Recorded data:
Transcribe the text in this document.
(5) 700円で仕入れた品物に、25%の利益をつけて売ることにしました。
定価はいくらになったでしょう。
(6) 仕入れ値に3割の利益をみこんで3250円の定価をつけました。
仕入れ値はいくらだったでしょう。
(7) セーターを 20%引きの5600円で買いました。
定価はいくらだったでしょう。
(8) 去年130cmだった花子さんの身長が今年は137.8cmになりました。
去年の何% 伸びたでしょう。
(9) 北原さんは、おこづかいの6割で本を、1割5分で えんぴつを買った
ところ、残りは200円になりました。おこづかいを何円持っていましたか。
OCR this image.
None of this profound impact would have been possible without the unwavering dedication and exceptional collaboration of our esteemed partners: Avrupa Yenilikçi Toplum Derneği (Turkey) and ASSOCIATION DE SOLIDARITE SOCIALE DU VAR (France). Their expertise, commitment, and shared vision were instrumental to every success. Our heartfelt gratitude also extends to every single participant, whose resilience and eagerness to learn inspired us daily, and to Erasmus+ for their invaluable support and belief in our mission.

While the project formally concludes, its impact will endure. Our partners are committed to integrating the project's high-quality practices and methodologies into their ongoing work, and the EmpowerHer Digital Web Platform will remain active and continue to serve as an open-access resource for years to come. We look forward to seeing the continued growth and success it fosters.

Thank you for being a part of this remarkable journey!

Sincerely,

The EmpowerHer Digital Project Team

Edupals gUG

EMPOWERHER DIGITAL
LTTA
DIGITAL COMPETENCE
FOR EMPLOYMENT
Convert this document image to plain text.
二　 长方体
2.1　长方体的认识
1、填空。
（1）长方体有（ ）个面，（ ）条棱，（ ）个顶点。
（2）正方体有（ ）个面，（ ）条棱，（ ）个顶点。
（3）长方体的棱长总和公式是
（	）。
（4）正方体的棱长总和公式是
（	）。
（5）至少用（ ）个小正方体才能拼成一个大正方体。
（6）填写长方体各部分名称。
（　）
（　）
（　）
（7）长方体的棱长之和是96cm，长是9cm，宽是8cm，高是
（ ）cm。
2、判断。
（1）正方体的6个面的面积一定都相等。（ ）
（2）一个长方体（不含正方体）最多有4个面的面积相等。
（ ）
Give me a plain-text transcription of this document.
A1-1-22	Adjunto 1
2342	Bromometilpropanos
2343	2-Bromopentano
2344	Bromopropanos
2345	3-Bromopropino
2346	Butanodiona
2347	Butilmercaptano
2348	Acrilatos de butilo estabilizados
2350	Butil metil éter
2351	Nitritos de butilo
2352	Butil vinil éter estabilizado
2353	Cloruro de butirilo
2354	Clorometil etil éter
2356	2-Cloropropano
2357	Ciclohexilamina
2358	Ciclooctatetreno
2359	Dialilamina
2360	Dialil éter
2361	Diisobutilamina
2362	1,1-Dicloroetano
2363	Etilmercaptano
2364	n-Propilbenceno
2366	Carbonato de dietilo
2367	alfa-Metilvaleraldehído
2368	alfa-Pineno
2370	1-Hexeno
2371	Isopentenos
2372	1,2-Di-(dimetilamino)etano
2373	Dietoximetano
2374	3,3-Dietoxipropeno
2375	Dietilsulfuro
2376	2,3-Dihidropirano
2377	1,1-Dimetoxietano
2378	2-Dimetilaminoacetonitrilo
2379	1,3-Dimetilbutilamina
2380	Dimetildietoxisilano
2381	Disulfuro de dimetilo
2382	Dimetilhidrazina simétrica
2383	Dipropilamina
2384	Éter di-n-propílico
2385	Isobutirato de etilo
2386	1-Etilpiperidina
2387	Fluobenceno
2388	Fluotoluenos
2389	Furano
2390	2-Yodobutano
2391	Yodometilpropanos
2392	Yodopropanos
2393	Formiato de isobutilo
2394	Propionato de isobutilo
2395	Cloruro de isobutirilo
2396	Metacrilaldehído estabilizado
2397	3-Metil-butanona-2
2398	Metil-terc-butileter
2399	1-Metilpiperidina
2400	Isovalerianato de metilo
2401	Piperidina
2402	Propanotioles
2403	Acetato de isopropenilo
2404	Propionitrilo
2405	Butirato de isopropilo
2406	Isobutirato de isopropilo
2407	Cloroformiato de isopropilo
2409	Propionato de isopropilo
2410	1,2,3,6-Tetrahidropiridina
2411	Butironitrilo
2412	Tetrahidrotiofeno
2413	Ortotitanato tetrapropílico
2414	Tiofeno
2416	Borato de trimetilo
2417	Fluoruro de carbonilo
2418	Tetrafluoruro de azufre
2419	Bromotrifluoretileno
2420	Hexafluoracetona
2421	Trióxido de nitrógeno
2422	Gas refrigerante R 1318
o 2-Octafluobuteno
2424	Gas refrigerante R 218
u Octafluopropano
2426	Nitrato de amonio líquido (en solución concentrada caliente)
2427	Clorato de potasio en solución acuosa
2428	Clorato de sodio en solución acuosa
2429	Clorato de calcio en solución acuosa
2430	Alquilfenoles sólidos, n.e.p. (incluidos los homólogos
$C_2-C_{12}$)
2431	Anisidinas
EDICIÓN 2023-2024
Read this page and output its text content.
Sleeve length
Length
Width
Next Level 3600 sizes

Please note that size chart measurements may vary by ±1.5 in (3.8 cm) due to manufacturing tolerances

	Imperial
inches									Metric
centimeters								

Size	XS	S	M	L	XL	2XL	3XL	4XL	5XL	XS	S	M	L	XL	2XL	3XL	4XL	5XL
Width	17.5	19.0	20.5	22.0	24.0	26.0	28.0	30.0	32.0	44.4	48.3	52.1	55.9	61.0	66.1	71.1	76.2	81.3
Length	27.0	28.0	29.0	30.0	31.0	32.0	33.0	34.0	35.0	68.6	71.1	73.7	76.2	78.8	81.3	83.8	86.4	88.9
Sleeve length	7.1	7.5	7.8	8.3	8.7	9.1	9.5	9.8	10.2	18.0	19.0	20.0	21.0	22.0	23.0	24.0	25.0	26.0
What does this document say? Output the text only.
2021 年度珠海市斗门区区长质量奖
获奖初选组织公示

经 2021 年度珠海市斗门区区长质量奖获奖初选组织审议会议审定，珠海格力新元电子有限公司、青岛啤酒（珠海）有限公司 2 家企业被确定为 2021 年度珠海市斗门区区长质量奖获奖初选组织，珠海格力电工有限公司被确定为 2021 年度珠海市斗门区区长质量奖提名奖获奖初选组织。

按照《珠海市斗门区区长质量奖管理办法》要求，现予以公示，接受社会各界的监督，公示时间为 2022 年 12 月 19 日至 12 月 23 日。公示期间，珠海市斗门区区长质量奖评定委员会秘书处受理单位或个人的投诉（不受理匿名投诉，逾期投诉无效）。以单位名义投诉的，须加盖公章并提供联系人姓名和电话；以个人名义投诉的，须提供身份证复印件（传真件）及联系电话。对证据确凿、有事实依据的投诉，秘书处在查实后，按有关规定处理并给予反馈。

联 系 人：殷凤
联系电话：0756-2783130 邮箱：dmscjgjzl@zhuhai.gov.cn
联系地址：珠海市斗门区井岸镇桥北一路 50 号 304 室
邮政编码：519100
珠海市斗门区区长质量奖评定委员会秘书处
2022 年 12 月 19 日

**STATED EXERCISE**: Quote only the lines from the one containing "Read this page and output its text content." through the final line of the records, with both ends included.

**WORKED ANSWER**:
Read this page and output its text content.
Sleeve length
Length
Width
Next Level 3600 sizes

Please note that size chart measurements may vary by ±1.5 in (3.8 cm) due to manufacturing tolerances

	Imperial
inches									Metric
centimeters								

Size	XS	S	M	L	XL	2XL	3XL	4XL	5XL	XS	S	M	L	XL	2XL	3XL	4XL	5XL
Width	17.5	19.0	20.5	22.0	24.0	26.0	28.0	30.0	32.0	44.4	48.3	52.1	55.9	61.0	66.1	71.1	76.2	81.3
Length	27.0	28.0	29.0	30.0	31.0	32.0	33.0	34.0	35.0	68.6	71.1	73.7	76.2	78.8	81.3	83.8	86.4	88.9
Sleeve length	7.1	7.5	7.8	8.3	8.7	9.1	9.5	9.8	10.2	18.0	19.0	20.0	21.0	22.0	23.0	24.0	25.0	26.0
What does this document say? Output the text only.
2021 年度珠海市斗门区区长质量奖
获奖初选组织公示

经 2021 年度珠海市斗门区区长质量奖获奖初选组织审议会议审定，珠海格力新元电子有限公司、青岛啤酒（珠海）有限公司 2 家企业被确定为 2021 年度珠海市斗门区区长质量奖获奖初选组织，珠海格力电工有限公司被确定为 2021 年度珠海市斗门区区长质量奖提名奖获奖初选组织。

按照《珠海市斗门区区长质量奖管理办法》要求，现予以公示，接受社会各界的监督，公示时间为 2022 年 12 月 19 日至 12 月 23 日。公示期间，珠海市斗门区区长质量奖评定委员会秘书处受理单位或个人的投诉（不受理匿名投诉，逾期投诉无效）。以单位名义投诉的，须加盖公章并提供联系人姓名和电话；以个人名义投诉的，须提供身份证复印件（传真件）及联系电话。对证据确凿、有事实依据的投诉，秘书处在查实后，按有关规定处理并给予反馈。

联 系 人：殷凤
联系电话：0756-2783130 邮箱：dmscjgjzl@zhuhai.gov.cn
联系地址：珠海市斗门区井岸镇桥北一路 50 号 304 室
邮政编码：519100
珠海市斗门区区长质量奖评定委员会秘书处
2022 年 12 月 19 日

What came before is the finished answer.